→ Exercise aim: Below is a set of records; restate each one word for word.

[Begin Material for this task]

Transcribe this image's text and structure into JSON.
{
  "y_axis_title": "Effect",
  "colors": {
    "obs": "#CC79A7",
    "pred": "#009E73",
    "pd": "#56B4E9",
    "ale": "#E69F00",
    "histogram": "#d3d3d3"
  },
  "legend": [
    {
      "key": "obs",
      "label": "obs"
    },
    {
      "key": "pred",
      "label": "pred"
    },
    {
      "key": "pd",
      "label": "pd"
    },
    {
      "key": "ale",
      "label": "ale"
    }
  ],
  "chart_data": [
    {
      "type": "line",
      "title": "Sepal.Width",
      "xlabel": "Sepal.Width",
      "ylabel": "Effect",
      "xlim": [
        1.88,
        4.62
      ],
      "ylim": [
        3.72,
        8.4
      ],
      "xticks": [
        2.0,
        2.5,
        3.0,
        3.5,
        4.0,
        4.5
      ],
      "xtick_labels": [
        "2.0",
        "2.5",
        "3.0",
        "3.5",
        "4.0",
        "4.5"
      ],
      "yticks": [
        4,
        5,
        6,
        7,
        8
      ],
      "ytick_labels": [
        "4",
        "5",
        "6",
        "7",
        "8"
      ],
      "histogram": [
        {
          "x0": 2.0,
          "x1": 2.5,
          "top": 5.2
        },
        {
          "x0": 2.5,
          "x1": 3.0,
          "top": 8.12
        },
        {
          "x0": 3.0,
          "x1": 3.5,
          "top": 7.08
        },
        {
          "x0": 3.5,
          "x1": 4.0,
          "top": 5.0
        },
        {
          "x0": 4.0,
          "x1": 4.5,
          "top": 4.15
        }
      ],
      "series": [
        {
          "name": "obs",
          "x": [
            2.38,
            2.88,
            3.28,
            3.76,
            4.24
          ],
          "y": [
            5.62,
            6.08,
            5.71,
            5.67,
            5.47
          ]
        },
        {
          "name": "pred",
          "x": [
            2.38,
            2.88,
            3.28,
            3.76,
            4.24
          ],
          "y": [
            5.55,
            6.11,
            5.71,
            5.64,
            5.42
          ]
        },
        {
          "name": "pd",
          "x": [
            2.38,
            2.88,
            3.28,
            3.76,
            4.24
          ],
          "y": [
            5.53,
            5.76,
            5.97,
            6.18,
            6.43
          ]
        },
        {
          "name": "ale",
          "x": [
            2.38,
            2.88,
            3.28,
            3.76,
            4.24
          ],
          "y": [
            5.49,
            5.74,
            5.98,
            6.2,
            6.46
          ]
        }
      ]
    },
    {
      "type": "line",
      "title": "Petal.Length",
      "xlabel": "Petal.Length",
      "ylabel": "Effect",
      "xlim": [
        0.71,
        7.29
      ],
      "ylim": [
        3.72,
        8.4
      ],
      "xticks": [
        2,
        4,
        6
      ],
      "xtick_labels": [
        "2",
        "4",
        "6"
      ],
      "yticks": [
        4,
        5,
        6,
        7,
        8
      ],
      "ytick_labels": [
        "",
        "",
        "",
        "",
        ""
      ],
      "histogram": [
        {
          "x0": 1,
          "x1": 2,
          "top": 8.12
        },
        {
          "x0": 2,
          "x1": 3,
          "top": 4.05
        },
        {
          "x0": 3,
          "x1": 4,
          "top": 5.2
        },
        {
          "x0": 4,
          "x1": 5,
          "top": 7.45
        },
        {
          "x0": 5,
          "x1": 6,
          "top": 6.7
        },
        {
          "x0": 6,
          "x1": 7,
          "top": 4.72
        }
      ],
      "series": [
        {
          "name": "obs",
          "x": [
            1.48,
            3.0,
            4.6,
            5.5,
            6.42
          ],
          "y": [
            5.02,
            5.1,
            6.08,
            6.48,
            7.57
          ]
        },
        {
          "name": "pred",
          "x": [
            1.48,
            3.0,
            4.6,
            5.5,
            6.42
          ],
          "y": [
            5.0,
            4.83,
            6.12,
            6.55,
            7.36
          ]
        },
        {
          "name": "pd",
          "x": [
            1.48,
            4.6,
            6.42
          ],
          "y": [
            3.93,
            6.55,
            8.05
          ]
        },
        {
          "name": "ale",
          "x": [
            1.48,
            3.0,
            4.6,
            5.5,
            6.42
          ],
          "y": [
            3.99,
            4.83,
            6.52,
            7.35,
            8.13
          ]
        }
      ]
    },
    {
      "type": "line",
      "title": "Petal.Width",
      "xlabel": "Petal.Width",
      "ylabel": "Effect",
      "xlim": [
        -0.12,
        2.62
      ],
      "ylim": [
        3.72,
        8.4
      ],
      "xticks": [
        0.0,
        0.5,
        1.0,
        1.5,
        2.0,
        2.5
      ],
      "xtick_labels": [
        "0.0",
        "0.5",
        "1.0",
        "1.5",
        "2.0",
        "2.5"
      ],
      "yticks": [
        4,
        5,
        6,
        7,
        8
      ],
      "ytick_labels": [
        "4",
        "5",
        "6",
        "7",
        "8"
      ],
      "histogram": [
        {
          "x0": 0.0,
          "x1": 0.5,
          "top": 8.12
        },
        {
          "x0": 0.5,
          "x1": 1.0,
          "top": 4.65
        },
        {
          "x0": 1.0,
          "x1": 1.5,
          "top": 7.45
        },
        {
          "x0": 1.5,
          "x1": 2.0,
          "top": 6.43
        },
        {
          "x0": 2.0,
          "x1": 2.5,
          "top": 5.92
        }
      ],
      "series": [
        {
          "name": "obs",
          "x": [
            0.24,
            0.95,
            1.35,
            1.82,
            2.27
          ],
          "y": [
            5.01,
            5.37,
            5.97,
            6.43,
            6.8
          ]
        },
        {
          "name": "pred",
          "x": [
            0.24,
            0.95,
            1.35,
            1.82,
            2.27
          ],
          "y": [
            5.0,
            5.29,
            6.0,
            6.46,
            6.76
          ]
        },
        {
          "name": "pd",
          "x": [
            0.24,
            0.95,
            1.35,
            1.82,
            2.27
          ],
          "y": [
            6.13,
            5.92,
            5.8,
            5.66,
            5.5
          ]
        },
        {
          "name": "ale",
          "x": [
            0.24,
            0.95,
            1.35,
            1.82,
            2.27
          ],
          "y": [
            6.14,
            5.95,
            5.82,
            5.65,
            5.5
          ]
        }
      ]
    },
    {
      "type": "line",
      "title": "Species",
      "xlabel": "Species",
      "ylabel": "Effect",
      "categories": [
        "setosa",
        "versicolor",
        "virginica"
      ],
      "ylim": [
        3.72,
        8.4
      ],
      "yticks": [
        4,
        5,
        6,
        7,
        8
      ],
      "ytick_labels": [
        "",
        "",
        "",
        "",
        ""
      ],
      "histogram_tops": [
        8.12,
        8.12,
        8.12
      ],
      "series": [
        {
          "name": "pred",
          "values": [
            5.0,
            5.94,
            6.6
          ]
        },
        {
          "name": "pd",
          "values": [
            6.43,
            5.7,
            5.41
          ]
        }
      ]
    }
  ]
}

[End Material for this task]

→ Response:
Transcribe this image's text and structure into JSON.
{
  "y_axis_title": "Effect",
  "colors": {
    "obs": "#CC79A7",
    "pred": "#009E73",
    "pd": "#56B4E9",
    "ale": "#E69F00",
    "histogram": "#d3d3d3"
  },
  "legend": [
    {
      "key": "obs",
      "label": "obs"
    },
    {
      "key": "pred",
      "label": "pred"
    },
    {
      "key": "pd",
      "label": "pd"
    },
    {
      "key": "ale",
      "label": "ale"
    }
  ],
  "chart_data": [
    {
      "type": "line",
      "title": "Sepal.Width",
      "xlabel": "Sepal.Width",
      "ylabel": "Effect",
      "xlim": [
        1.88,
        4.62
      ],
      "ylim": [
        3.72,
        8.4
      ],
      "xticks": [
        2.0,
        2.5,
        3.0,
        3.5,
        4.0,
        4.5
      ],
      "xtick_labels": [
        "2.0",
        "2.5",
        "3.0",
        "3.5",
        "4.0",
        "4.5"
      ],
      "yticks": [
        4,
        5,
        6,
        7,
        8
      ],
      "ytick_labels": [
        "4",
        "5",
        "6",
        "7",
        "8"
      ],
      "histogram": [
        {
          "x0": 2.0,
          "x1": 2.5,
          "top": 5.2
        },
        {
          "x0": 2.5,
          "x1": 3.0,
          "top": 8.12
        },
        {
          "x0": 3.0,
          "x1": 3.5,
          "top": 7.08
        },
        {
          "x0": 3.5,
          "x1": 4.0,
          "top": 5.0
        },
        {
          "x0": 4.0,
          "x1": 4.5,
          "top": 4.15
        }
      ],
      "series": [
        {
          "name": "obs",
          "x": [
            2.38,
            2.88,
            3.28,
            3.76,
            4.24
          ],
          "y": [
            5.62,
            6.08,
            5.71,
            5.67,
            5.47
          ]
        },
        {
          "name": "pred",
          "x": [
            2.38,
            2.88,
            3.28,
            3.76,
            4.24
          ],
          "y": [
            5.55,
            6.11,
            5.71,
            5.64,
            5.42
          ]
        },
        {
          "name": "pd",
          "x": [
            2.38,
            2.88,
            3.28,
            3.76,
            4.24
          ],
          "y": [
            5.53,
            5.76,
            5.97,
            6.18,
            6.43
          ]
        },
        {
          "name": "ale",
          "x": [
            2.38,
            2.88,
            3.28,
            3.76,
            4.24
          ],
          "y": [
            5.49,
            5.74,
            5.98,
            6.2,
            6.46
          ]
        }
      ]
    },
    {
      "type": "line",
      "title": "Petal.Length",
      "xlabel": "Petal.Length",
      "ylabel": "Effect",
      "xlim": [
        0.71,
        7.29
      ],
      "ylim": [
        3.72,
        8.4
      ],
      "xticks": [
        2,
        4,
        6
      ],
      "xtick_labels": [
        "2",
        "4",
        "6"
      ],
      "yticks": [
        4,
        5,
        6,
        7,
        8
      ],
      "ytick_labels": [
        "",
        "",
        "",
        "",
        ""
      ],
      "histogram": [
        {
          "x0": 1,
          "x1": 2,
          "top": 8.12
        },
        {
          "x0": 2,
          "x1": 3,
          "top": 4.05
        },
        {
          "x0": 3,
          "x1": 4,
          "top": 5.2
        },
        {
          "x0": 4,
          "x1": 5,
          "top": 7.45
        },
        {
          "x0": 5,
          "x1": 6,
          "top": 6.7
        },
        {
          "x0": 6,
          "x1": 7,
          "top": 4.72
        }
      ],
      "series": [
        {
          "name": "obs",
          "x": [
            1.48,
            3.0,
            4.6,
            5.5,
            6.42
          ],
          "y": [
            5.02,
            5.1,
            6.08,
            6.48,
            7.57
          ]
        },
        {
          "name": "pred",
          "x": [
            1.48,
            3.0,
            4.6,
            5.5,
            6.42
          ],
          "y": [
            5.0,
            4.83,
            6.12,
            6.55,
            7.36
          ]
        },
        {
          "name": "pd",
          "x": [
            1.48,
            4.6,
            6.42
          ],
          "y": [
            3.93,
            6.55,
            8.05
          ]
        },
        {
          "name": "ale",
          "x": [
            1.48,
            3.0,
            4.6,
            5.5,
            6.42
          ],
          "y": [
            3.99,
            4.83,
            6.52,
            7.35,
            8.13
          ]
        }
      ]
    },
    {
      "type": "line",
      "title": "Petal.Width",
      "xlabel": "Petal.Width",
      "ylabel": "Effect",
      "xlim": [
        -0.12,
        2.62
      ],
      "ylim": [
        3.72,
        8.4
      ],
      "xticks": [
        0.0,
        0.5,
        1.0,
        1.5,
        2.0,
        2.5
      ],
      "xtick_labels": [
        "0.0",
        "0.5",
        "1.0",
        "1.5",
        "2.0",
        "2.5"
      ],
      "yticks": [
        4,
        5,
        6,
        7,
        8
      ],
      "ytick_labels": [
        "4",
        "5",
        "6",
        "7",
        "8"
      ],
      "histogram": [
        {
          "x0": 0.0,
          "x1": 0.5,
          "top": 8.12
        },
        {
          "x0": 0.5,
          "x1": 1.0,
          "top": 4.65
        },
        {
          "x0": 1.0,
          "x1": 1.5,
          "top": 7.45
        },
        {
          "x0": 1.5,
          "x1": 2.0,
          "top": 6.43
        },
        {
          "x0": 2.0,
          "x1": 2.5,
          "top": 5.92
        }
      ],
      "series": [
        {
          "name": "obs",
          "x": [
            0.24,
            0.95,
            1.35,
            1.82,
            2.27
          ],
          "y": [
            5.01,
            5.37,
            5.97,
            6.43,
            6.8
          ]
        },
        {
          "name": "pred",
          "x": [
            0.24,
            0.95,
            1.35,
            1.82,
            2.27
          ],
          "y": [
            5.0,
            5.29,
            6.0,
            6.46,
            6.76
          ]
        },
        {
          "name": "pd",
          "x": [
            0.24,
            0.95,
            1.35,
            1.82,
            2.27
          ],
          "y": [
            6.13,
            5.92,
            5.8,
            5.66,
            5.5
          ]
        },
        {
          "name": "ale",
          "x": [
            0.24,
            0.95,
            1.35,
            1.82,
            2.27
          ],
          "y": [
            6.14,
            5.95,
            5.82,
            5.65,
            5.5
          ]
        }
      ]
    },
    {
      "type": "line",
      "title": "Species",
      "xlabel": "Species",
      "ylabel": "Effect",
      "categories": [
        "setosa",
        "versicolor",
        "virginica"
      ],
      "ylim": [
        3.72,
        8.4
      ],
      "yticks": [
        4,
        5,
        6,
        7,
        8
      ],
      "ytick_labels": [
        "",
        "",
        "",
        "",
        ""
      ],
      "histogram_tops": [
        8.12,
        8.12,
        8.12
      ],
      "series": [
        {
          "name": "pred",
          "values": [
            5.0,
            5.94,
            6.6
          ]
        },
        {
          "name": "pd",
          "values": [
            6.43,
            5.7,
            5.41
          ]
        }
      ]
    }
  ]
}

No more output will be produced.